(Dataset records)

★ ★ ★ ★ ★

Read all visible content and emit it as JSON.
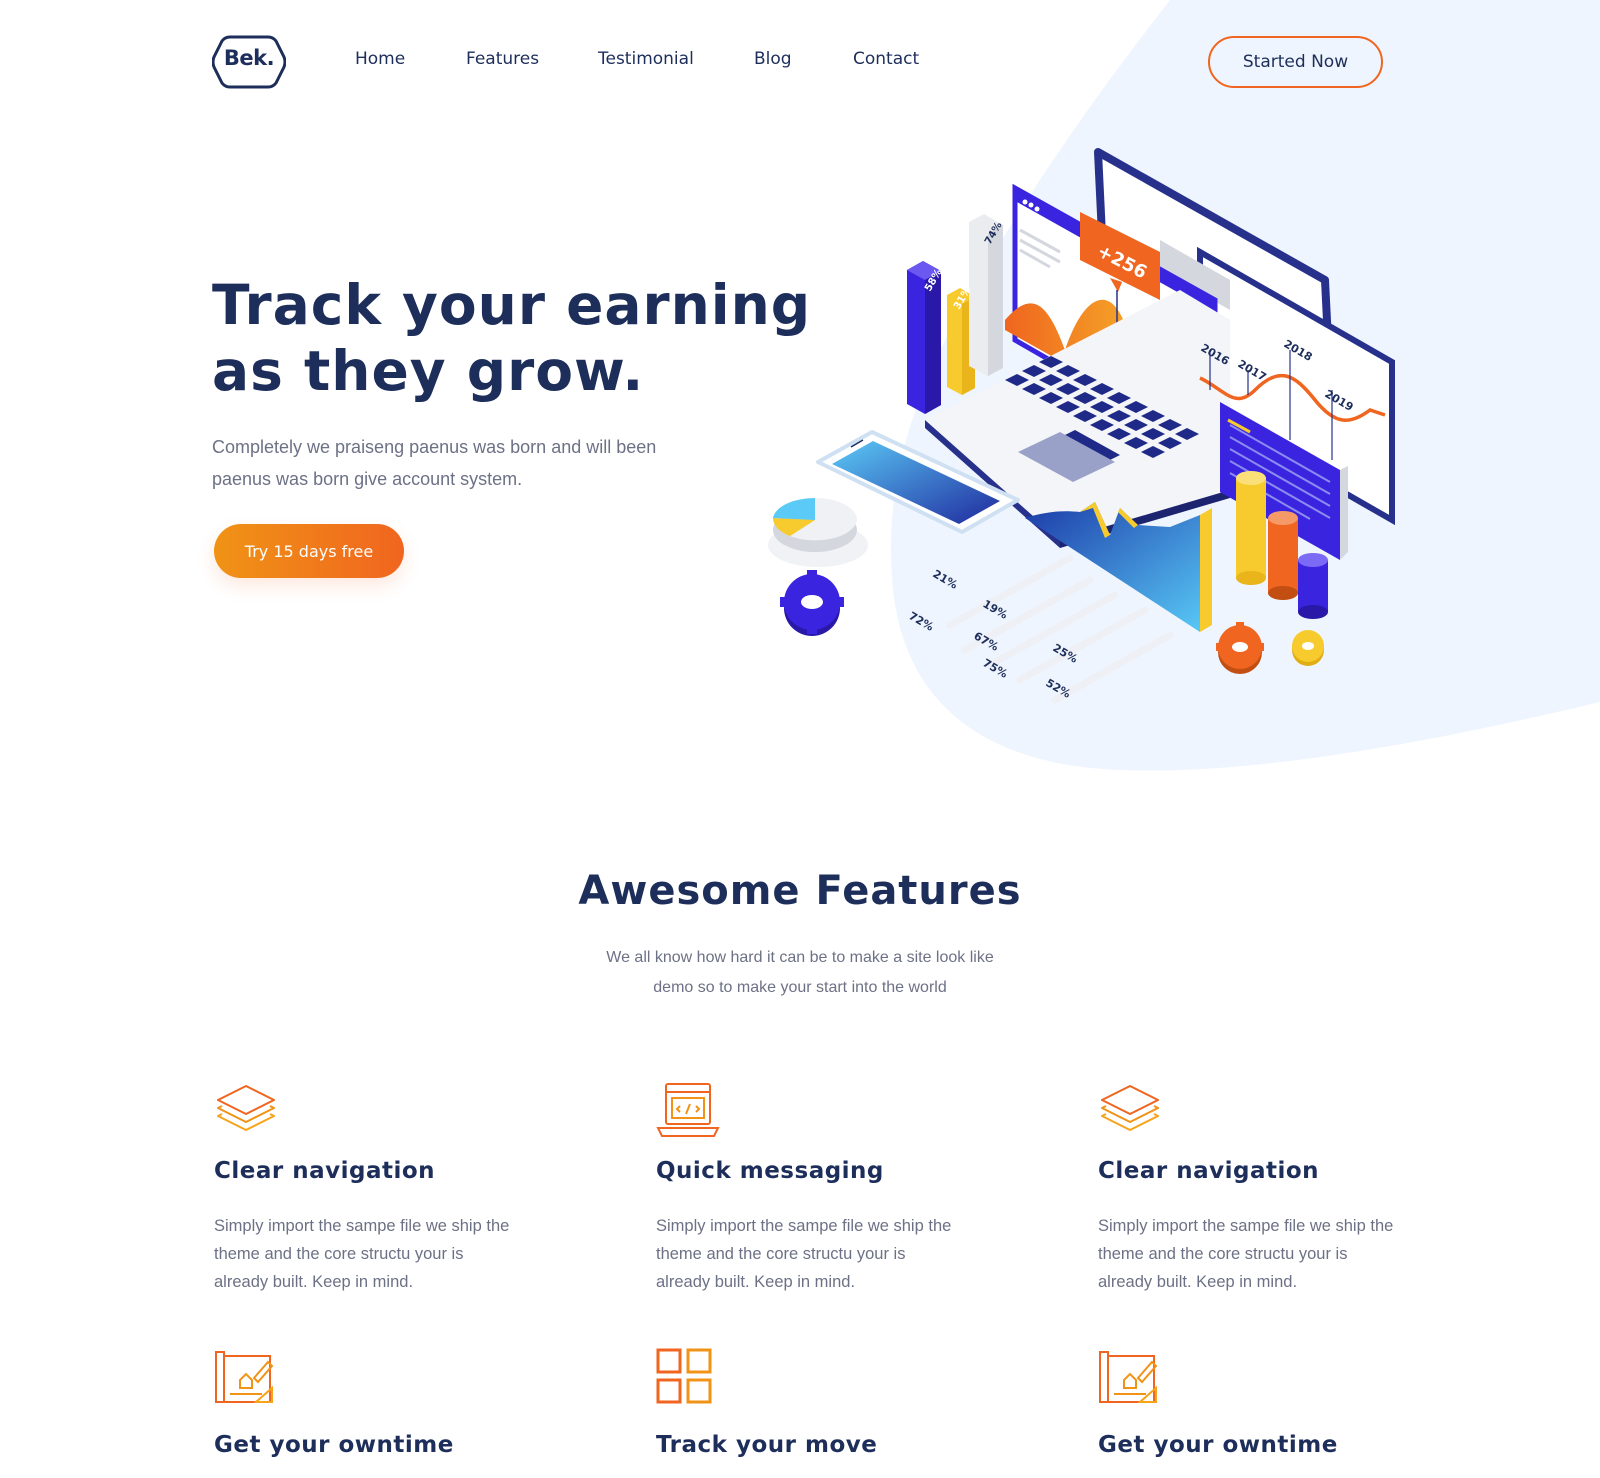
{
  "brand": {
    "logo_text": "Bek."
  },
  "nav": {
    "items": [
      "Home",
      "Features",
      "Testimonial",
      "Blog",
      "Contact"
    ],
    "cta_label": "Started Now"
  },
  "hero": {
    "title_line1": "Track your earning",
    "title_line2": "as they grow.",
    "subtitle_line1": "Completely we praiseng paenus was born and will been",
    "subtitle_line2": "paenus was born give account system.",
    "button_label": "Try 15 days free",
    "illustration": {
      "bar_labels": [
        "58%",
        "31%",
        "74%"
      ],
      "badge": "+256",
      "years": [
        "2016",
        "2017",
        "2018",
        "2019"
      ],
      "floor_labels": [
        "21%",
        "19%",
        "72%",
        "67%",
        "75%",
        "25%",
        "52%"
      ]
    }
  },
  "features": {
    "title": "Awesome Features",
    "subtitle_line1": "We all know how hard it can be to make a site look like",
    "subtitle_line2": "demo so to make your start into the world",
    "items": [
      {
        "icon": "layers-icon",
        "title": "Clear navigation",
        "text": "Simply import the sampe file we ship the theme and the core structu your is already built. Keep in mind."
      },
      {
        "icon": "code-laptop-icon",
        "title": "Quick messaging",
        "text": "Simply import the sampe file we ship the theme and the core structu your is already built. Keep in mind."
      },
      {
        "icon": "layers-icon",
        "title": "Clear navigation",
        "text": "Simply import the sampe file we ship the theme and the core structu your is already built. Keep in mind."
      },
      {
        "icon": "blueprint-icon",
        "title": "Get your owntime"
      },
      {
        "icon": "grid-icon",
        "title": "Track your move"
      },
      {
        "icon": "blueprint-icon",
        "title": "Get your owntime"
      }
    ]
  },
  "colors": {
    "navy": "#1d2e5b",
    "orange": "#f0651f",
    "amber": "#f09316",
    "muted_text": "#6c7185",
    "blob": "#eff5fe",
    "indigo": "#3b24e0"
  }
}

★ ★ ★ ★ ★

INSTRUCTIONS TO FOLLOW |
Leave out the pictures and restate everything else word for word.

RESPONSE |
Read all visible content and emit it as JSON.
{
  "brand": {
    "logo_text": "Bek."
  },
  "nav": {
    "items": [
      "Home",
      "Features",
      "Testimonial",
      "Blog",
      "Contact"
    ],
    "cta_label": "Started Now"
  },
  "hero": {
    "title_line1": "Track your earning",
    "title_line2": "as they grow.",
    "subtitle_line1": "Completely we praiseng paenus was born and will been",
    "subtitle_line2": "paenus was born give account system.",
    "button_label": "Try 15 days free",
    "illustration": {
      "bar_labels": [
        "58%",
        "31%",
        "74%"
      ],
      "badge": "+256",
      "years": [
        "2016",
        "2017",
        "2018",
        "2019"
      ],
      "floor_labels": [
        "21%",
        "19%",
        "72%",
        "67%",
        "75%",
        "25%",
        "52%"
      ]
    }
  },
  "features": {
    "title": "Awesome Features",
    "subtitle_line1": "We all know how hard it can be to make a site look like",
    "subtitle_line2": "demo so to make your start into the world",
    "items": [
      {
        "icon": "layers-icon",
        "title": "Clear navigation",
        "text": "Simply import the sampe file we ship the theme and the core structu your is already built. Keep in mind."
      },
      {
        "icon": "code-laptop-icon",
        "title": "Quick messaging",
        "text": "Simply import the sampe file we ship the theme and the core structu your is already built. Keep in mind."
      },
      {
        "icon": "layers-icon",
        "title": "Clear navigation",
        "text": "Simply import the sampe file we ship the theme and the core structu your is already built. Keep in mind."
      },
      {
        "icon": "blueprint-icon",
        "title": "Get your owntime"
      },
      {
        "icon": "grid-icon",
        "title": "Track your move"
      },
      {
        "icon": "blueprint-icon",
        "title": "Get your owntime"
      }
    ]
  },
  "colors": {
    "navy": "#1d2e5b",
    "orange": "#f0651f",
    "amber": "#f09316",
    "muted_text": "#6c7185",
    "blob": "#eff5fe",
    "indigo": "#3b24e0"
  }
}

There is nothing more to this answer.